> _DATASET ROWS_
====
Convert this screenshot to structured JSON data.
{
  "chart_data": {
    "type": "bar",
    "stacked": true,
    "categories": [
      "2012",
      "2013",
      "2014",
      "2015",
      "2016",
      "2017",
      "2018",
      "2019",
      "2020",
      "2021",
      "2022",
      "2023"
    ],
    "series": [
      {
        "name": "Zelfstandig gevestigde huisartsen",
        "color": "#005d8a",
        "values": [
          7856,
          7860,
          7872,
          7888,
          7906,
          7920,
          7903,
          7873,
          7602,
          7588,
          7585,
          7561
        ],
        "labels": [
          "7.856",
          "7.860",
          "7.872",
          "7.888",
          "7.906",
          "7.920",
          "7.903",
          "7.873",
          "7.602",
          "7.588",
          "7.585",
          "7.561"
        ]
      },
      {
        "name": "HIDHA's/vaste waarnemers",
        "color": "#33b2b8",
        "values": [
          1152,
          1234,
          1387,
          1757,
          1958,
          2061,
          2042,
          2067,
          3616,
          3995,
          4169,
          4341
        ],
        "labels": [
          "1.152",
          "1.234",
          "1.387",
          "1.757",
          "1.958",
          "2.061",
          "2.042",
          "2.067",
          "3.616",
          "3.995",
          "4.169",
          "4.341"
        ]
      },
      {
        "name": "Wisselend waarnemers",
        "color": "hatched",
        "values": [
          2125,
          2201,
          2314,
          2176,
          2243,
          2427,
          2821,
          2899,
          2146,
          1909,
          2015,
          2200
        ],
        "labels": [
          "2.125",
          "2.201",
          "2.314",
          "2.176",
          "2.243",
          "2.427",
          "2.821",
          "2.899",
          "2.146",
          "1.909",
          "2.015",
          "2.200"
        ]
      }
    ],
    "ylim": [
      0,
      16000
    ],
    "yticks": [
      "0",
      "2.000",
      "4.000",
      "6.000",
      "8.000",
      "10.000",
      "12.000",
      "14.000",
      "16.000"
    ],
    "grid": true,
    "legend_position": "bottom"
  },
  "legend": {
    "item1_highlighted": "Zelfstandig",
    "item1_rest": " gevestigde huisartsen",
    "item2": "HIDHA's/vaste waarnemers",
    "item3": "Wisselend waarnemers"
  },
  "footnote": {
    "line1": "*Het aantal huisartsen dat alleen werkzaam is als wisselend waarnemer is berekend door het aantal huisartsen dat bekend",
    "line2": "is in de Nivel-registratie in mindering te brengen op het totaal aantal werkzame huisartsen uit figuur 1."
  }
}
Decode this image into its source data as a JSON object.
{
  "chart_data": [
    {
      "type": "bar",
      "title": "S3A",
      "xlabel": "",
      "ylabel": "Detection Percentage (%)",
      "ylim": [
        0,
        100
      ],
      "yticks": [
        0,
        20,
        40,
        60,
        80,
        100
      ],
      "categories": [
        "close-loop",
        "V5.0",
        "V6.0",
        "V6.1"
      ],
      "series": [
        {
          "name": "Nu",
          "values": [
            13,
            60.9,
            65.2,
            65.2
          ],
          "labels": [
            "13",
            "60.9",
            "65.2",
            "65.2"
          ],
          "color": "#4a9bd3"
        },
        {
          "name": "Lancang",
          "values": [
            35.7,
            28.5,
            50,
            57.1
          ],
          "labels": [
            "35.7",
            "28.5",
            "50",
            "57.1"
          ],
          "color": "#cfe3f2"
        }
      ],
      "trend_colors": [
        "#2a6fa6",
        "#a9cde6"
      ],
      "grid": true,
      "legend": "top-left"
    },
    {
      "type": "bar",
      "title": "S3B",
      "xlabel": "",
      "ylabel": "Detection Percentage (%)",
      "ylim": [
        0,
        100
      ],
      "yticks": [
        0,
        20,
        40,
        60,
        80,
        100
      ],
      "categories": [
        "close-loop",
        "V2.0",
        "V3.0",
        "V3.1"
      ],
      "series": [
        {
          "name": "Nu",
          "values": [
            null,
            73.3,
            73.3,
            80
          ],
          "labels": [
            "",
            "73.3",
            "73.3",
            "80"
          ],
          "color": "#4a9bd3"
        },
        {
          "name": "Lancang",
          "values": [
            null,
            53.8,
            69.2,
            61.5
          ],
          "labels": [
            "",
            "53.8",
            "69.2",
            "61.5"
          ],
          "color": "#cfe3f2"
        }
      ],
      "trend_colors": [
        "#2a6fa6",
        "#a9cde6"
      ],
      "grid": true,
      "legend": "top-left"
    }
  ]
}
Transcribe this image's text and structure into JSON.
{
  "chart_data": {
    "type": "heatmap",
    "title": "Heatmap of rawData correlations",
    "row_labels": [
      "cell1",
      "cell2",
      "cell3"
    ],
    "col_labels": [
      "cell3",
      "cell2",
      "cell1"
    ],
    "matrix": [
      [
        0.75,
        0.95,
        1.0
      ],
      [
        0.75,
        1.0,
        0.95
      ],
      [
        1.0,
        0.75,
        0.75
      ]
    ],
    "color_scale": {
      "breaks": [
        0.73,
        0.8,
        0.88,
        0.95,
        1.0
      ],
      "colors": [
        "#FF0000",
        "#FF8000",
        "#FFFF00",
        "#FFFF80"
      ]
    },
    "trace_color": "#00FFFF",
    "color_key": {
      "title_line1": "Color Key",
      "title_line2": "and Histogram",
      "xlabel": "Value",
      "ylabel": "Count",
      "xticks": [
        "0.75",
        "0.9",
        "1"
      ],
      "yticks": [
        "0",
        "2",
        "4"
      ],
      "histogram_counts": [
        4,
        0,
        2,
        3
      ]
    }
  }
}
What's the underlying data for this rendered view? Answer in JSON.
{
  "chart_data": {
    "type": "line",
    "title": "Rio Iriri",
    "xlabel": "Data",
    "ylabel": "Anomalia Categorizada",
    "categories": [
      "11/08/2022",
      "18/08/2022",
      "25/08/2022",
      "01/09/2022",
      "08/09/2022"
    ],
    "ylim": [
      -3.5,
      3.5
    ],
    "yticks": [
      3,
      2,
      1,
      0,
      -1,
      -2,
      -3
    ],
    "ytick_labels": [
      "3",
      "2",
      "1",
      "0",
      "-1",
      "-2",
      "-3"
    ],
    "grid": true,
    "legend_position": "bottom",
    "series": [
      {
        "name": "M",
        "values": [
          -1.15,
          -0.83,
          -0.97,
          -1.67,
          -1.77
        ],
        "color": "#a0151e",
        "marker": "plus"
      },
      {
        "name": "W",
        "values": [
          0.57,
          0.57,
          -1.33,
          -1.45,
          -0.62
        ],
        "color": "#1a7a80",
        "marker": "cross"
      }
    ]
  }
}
====
> _EXERCISE_
Provide an exact reproduction of all the entries shown above.

> _RESULT_
Convert this screenshot to structured JSON data.
{
  "chart_data": {
    "type": "bar",
    "stacked": true,
    "categories": [
      "2012",
      "2013",
      "2014",
      "2015",
      "2016",
      "2017",
      "2018",
      "2019",
      "2020",
      "2021",
      "2022",
      "2023"
    ],
    "series": [
      {
        "name": "Zelfstandig gevestigde huisartsen",
        "color": "#005d8a",
        "values": [
          7856,
          7860,
          7872,
          7888,
          7906,
          7920,
          7903,
          7873,
          7602,
          7588,
          7585,
          7561
        ],
        "labels": [
          "7.856",
          "7.860",
          "7.872",
          "7.888",
          "7.906",
          "7.920",
          "7.903",
          "7.873",
          "7.602",
          "7.588",
          "7.585",
          "7.561"
        ]
      },
      {
        "name": "HIDHA's/vaste waarnemers",
        "color": "#33b2b8",
        "values": [
          1152,
          1234,
          1387,
          1757,
          1958,
          2061,
          2042,
          2067,
          3616,
          3995,
          4169,
          4341
        ],
        "labels": [
          "1.152",
          "1.234",
          "1.387",
          "1.757",
          "1.958",
          "2.061",
          "2.042",
          "2.067",
          "3.616",
          "3.995",
          "4.169",
          "4.341"
        ]
      },
      {
        "name": "Wisselend waarnemers",
        "color": "hatched",
        "values": [
          2125,
          2201,
          2314,
          2176,
          2243,
          2427,
          2821,
          2899,
          2146,
          1909,
          2015,
          2200
        ],
        "labels": [
          "2.125",
          "2.201",
          "2.314",
          "2.176",
          "2.243",
          "2.427",
          "2.821",
          "2.899",
          "2.146",
          "1.909",
          "2.015",
          "2.200"
        ]
      }
    ],
    "ylim": [
      0,
      16000
    ],
    "yticks": [
      "0",
      "2.000",
      "4.000",
      "6.000",
      "8.000",
      "10.000",
      "12.000",
      "14.000",
      "16.000"
    ],
    "grid": true,
    "legend_position": "bottom"
  },
  "legend": {
    "item1_highlighted": "Zelfstandig",
    "item1_rest": " gevestigde huisartsen",
    "item2": "HIDHA's/vaste waarnemers",
    "item3": "Wisselend waarnemers"
  },
  "footnote": {
    "line1": "*Het aantal huisartsen dat alleen werkzaam is als wisselend waarnemer is berekend door het aantal huisartsen dat bekend",
    "line2": "is in de Nivel-registratie in mindering te brengen op het totaal aantal werkzame huisartsen uit figuur 1."
  }
}
Decode this image into its source data as a JSON object.
{
  "chart_data": [
    {
      "type": "bar",
      "title": "S3A",
      "xlabel": "",
      "ylabel": "Detection Percentage (%)",
      "ylim": [
        0,
        100
      ],
      "yticks": [
        0,
        20,
        40,
        60,
        80,
        100
      ],
      "categories": [
        "close-loop",
        "V5.0",
        "V6.0",
        "V6.1"
      ],
      "series": [
        {
          "name": "Nu",
          "values": [
            13,
            60.9,
            65.2,
            65.2
          ],
          "labels": [
            "13",
            "60.9",
            "65.2",
            "65.2"
          ],
          "color": "#4a9bd3"
        },
        {
          "name": "Lancang",
          "values": [
            35.7,
            28.5,
            50,
            57.1
          ],
          "labels": [
            "35.7",
            "28.5",
            "50",
            "57.1"
          ],
          "color": "#cfe3f2"
        }
      ],
      "trend_colors": [
        "#2a6fa6",
        "#a9cde6"
      ],
      "grid": true,
      "legend": "top-left"
    },
    {
      "type": "bar",
      "title": "S3B",
      "xlabel": "",
      "ylabel": "Detection Percentage (%)",
      "ylim": [
        0,
        100
      ],
      "yticks": [
        0,
        20,
        40,
        60,
        80,
        100
      ],
      "categories": [
        "close-loop",
        "V2.0",
        "V3.0",
        "V3.1"
      ],
      "series": [
        {
          "name": "Nu",
          "values": [
            null,
            73.3,
            73.3,
            80
          ],
          "labels": [
            "",
            "73.3",
            "73.3",
            "80"
          ],
          "color": "#4a9bd3"
        },
        {
          "name": "Lancang",
          "values": [
            null,
            53.8,
            69.2,
            61.5
          ],
          "labels": [
            "",
            "53.8",
            "69.2",
            "61.5"
          ],
          "color": "#cfe3f2"
        }
      ],
      "trend_colors": [
        "#2a6fa6",
        "#a9cde6"
      ],
      "grid": true,
      "legend": "top-left"
    }
  ]
}
Transcribe this image's text and structure into JSON.
{
  "chart_data": {
    "type": "heatmap",
    "title": "Heatmap of rawData correlations",
    "row_labels": [
      "cell1",
      "cell2",
      "cell3"
    ],
    "col_labels": [
      "cell3",
      "cell2",
      "cell1"
    ],
    "matrix": [
      [
        0.75,
        0.95,
        1.0
      ],
      [
        0.75,
        1.0,
        0.95
      ],
      [
        1.0,
        0.75,
        0.75
      ]
    ],
    "color_scale": {
      "breaks": [
        0.73,
        0.8,
        0.88,
        0.95,
        1.0
      ],
      "colors": [
        "#FF0000",
        "#FF8000",
        "#FFFF00",
        "#FFFF80"
      ]
    },
    "trace_color": "#00FFFF",
    "color_key": {
      "title_line1": "Color Key",
      "title_line2": "and Histogram",
      "xlabel": "Value",
      "ylabel": "Count",
      "xticks": [
        "0.75",
        "0.9",
        "1"
      ],
      "yticks": [
        "0",
        "2",
        "4"
      ],
      "histogram_counts": [
        4,
        0,
        2,
        3
      ]
    }
  }
}
What's the underlying data for this rendered view? Answer in JSON.
{
  "chart_data": {
    "type": "line",
    "title": "Rio Iriri",
    "xlabel": "Data",
    "ylabel": "Anomalia Categorizada",
    "categories": [
      "11/08/2022",
      "18/08/2022",
      "25/08/2022",
      "01/09/2022",
      "08/09/2022"
    ],
    "ylim": [
      -3.5,
      3.5
    ],
    "yticks": [
      3,
      2,
      1,
      0,
      -1,
      -2,
      -3
    ],
    "ytick_labels": [
      "3",
      "2",
      "1",
      "0",
      "-1",
      "-2",
      "-3"
    ],
    "grid": true,
    "legend_position": "bottom",
    "series": [
      {
        "name": "M",
        "values": [
          -1.15,
          -0.83,
          -0.97,
          -1.67,
          -1.77
        ],
        "color": "#a0151e",
        "marker": "plus"
      },
      {
        "name": "W",
        "values": [
          0.57,
          0.57,
          -1.33,
          -1.45,
          -0.62
        ],
        "color": "#1a7a80",
        "marker": "cross"
      }
    ]
  }
}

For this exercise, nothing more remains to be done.